**Set problem:**
In the listing below, locate the lines that hold "value" and copy them.

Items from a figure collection
'''

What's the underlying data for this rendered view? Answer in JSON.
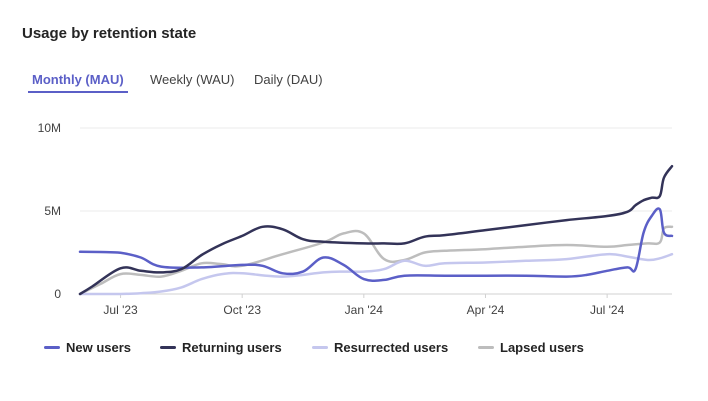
{
  "card": {
    "title": "Usage by retention state"
  },
  "tabs": [
    {
      "label": "Monthly (MAU)",
      "active": true
    },
    {
      "label": "Weekly (WAU)",
      "active": false
    },
    {
      "label": "Daily (DAU)",
      "active": false
    }
  ],
  "chart_data": {
    "type": "line",
    "title": "Usage by retention state",
    "xlabel": "",
    "ylabel": "",
    "ylim": [
      0,
      10000000
    ],
    "yticks": [
      {
        "value": 0,
        "label": "0"
      },
      {
        "value": 5000000,
        "label": "5M"
      },
      {
        "value": 10000000,
        "label": "10M"
      }
    ],
    "xlim": [
      0,
      14.6
    ],
    "xticks": [
      {
        "value": 1,
        "label": "Jul '23"
      },
      {
        "value": 4,
        "label": "Oct '23"
      },
      {
        "value": 7,
        "label": "Jan '24"
      },
      {
        "value": 10,
        "label": "Apr '24"
      },
      {
        "value": 13,
        "label": "Jul '24"
      }
    ],
    "grid": true,
    "legend": "bottom",
    "series": [
      {
        "name": "New users",
        "color": "#5b5fc7",
        "x": [
          0,
          0.5,
          1.0,
          1.5,
          2.0,
          3.0,
          4.0,
          4.5,
          5.0,
          5.5,
          6.0,
          6.5,
          7.0,
          7.5,
          8.0,
          9.0,
          10.0,
          11.0,
          12.0,
          12.5,
          13.0,
          13.5,
          13.7,
          13.9,
          14.1,
          14.3,
          14.4,
          14.6
        ],
        "y": [
          2550000,
          2530000,
          2480000,
          2200000,
          1650000,
          1600000,
          1750000,
          1700000,
          1250000,
          1350000,
          2200000,
          1750000,
          900000,
          850000,
          1100000,
          1100000,
          1100000,
          1100000,
          1050000,
          1150000,
          1400000,
          1600000,
          1500000,
          3700000,
          4700000,
          5100000,
          3700000,
          3500000
        ]
      },
      {
        "name": "Returning users",
        "color": "#333358",
        "x": [
          0,
          0.3,
          1.0,
          1.5,
          2.0,
          2.5,
          3.0,
          3.5,
          4.0,
          4.5,
          5.0,
          5.5,
          6.0,
          7.0,
          7.5,
          8.0,
          8.5,
          9.0,
          10.0,
          11.0,
          12.0,
          13.0,
          13.5,
          13.7,
          13.9,
          14.1,
          14.3,
          14.4,
          14.6
        ],
        "y": [
          0,
          450000,
          1550000,
          1400000,
          1300000,
          1500000,
          2350000,
          3000000,
          3500000,
          4050000,
          3900000,
          3300000,
          3150000,
          3050000,
          3050000,
          3050000,
          3450000,
          3550000,
          3850000,
          4150000,
          4450000,
          4700000,
          4950000,
          5350000,
          5650000,
          5800000,
          5900000,
          7000000,
          7700000
        ]
      },
      {
        "name": "Resurrected users",
        "color": "#c5c7ee",
        "x": [
          0,
          0.5,
          1.0,
          1.5,
          2.0,
          2.5,
          3.0,
          3.5,
          4.0,
          5.0,
          6.0,
          6.5,
          7.0,
          7.5,
          8.0,
          8.5,
          9.0,
          10.0,
          11.0,
          12.0,
          13.0,
          13.5,
          14.0,
          14.3,
          14.6
        ],
        "y": [
          0,
          0,
          0,
          50000,
          150000,
          400000,
          900000,
          1200000,
          1250000,
          1050000,
          1300000,
          1350000,
          1350000,
          1500000,
          2000000,
          1700000,
          1850000,
          1900000,
          2000000,
          2100000,
          2400000,
          2250000,
          2050000,
          2150000,
          2400000
        ]
      },
      {
        "name": "Lapsed users",
        "color": "#bdbdbd",
        "x": [
          0,
          0.5,
          1.0,
          1.5,
          2.0,
          2.5,
          3.0,
          3.5,
          4.0,
          5.0,
          6.0,
          6.5,
          7.0,
          7.5,
          8.0,
          8.5,
          9.0,
          10.0,
          11.0,
          12.0,
          13.0,
          13.5,
          14.0,
          14.3,
          14.4,
          14.6
        ],
        "y": [
          0,
          600000,
          1200000,
          1150000,
          1050000,
          1400000,
          1850000,
          1800000,
          1700000,
          2400000,
          3100000,
          3650000,
          3650000,
          2100000,
          2050000,
          2500000,
          2600000,
          2700000,
          2850000,
          2950000,
          2850000,
          2950000,
          3050000,
          3100000,
          3950000,
          4050000
        ]
      }
    ]
  }
}
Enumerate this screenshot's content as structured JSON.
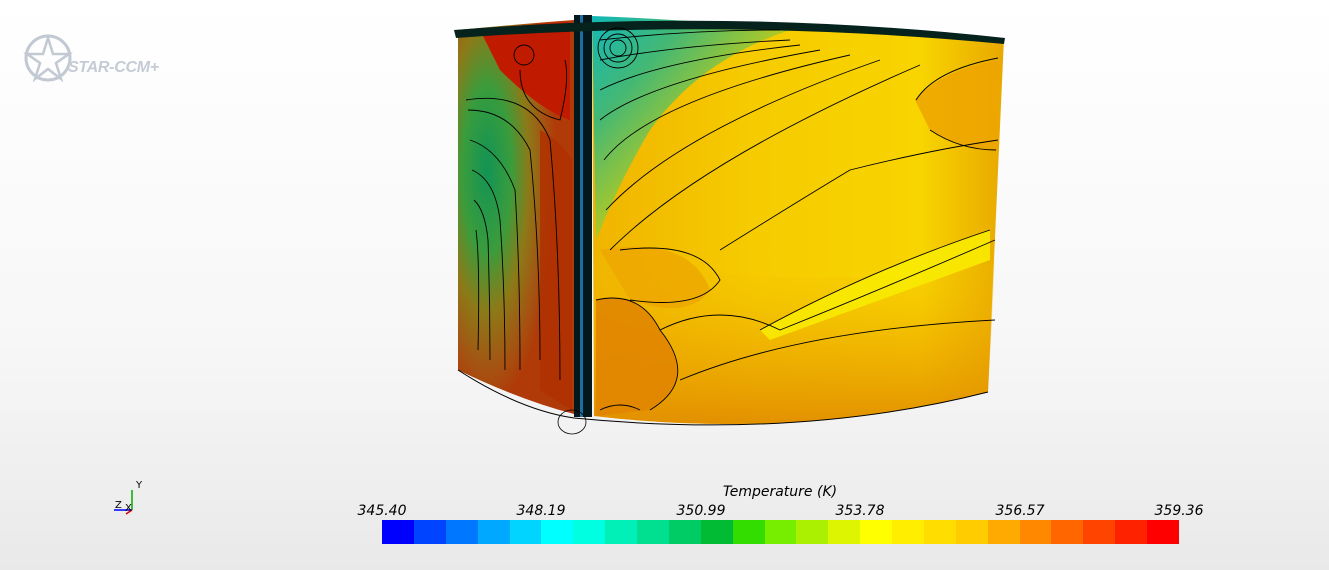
{
  "app": {
    "logo_text": "STAR-CCM+"
  },
  "axes": {
    "x": "X",
    "y": "Y",
    "z": "Z"
  },
  "legend": {
    "title": "Temperature (K)",
    "ticks": [
      "345.40",
      "348.19",
      "350.99",
      "353.78",
      "356.57",
      "359.36"
    ],
    "colors": [
      "#0000ff",
      "#0044ff",
      "#0077ff",
      "#00a8ff",
      "#00d4ff",
      "#00ffff",
      "#00ffe0",
      "#00f0b8",
      "#00e090",
      "#00cc66",
      "#00bb33",
      "#33dd00",
      "#77ee00",
      "#aaf000",
      "#ddf500",
      "#ffff00",
      "#ffee00",
      "#ffdd00",
      "#ffcc00",
      "#ffaa00",
      "#ff8800",
      "#ff6600",
      "#ff4400",
      "#ff2200",
      "#ff0000"
    ]
  },
  "colors": {
    "cyl_yellow": "#f2c200",
    "cyl_orange": "#e89000",
    "cyl_red": "#b41800",
    "cyl_green": "#1a9e55",
    "cyl_teal": "#18c8b8",
    "contour": "#000000"
  }
}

'''

**The response:**
        "value": 0,
        "value": 5000000,
        "value": 10000000,
        "value": 1,
        "value": 4,
        "value": 7,
        "value": 10,
        "value": 13,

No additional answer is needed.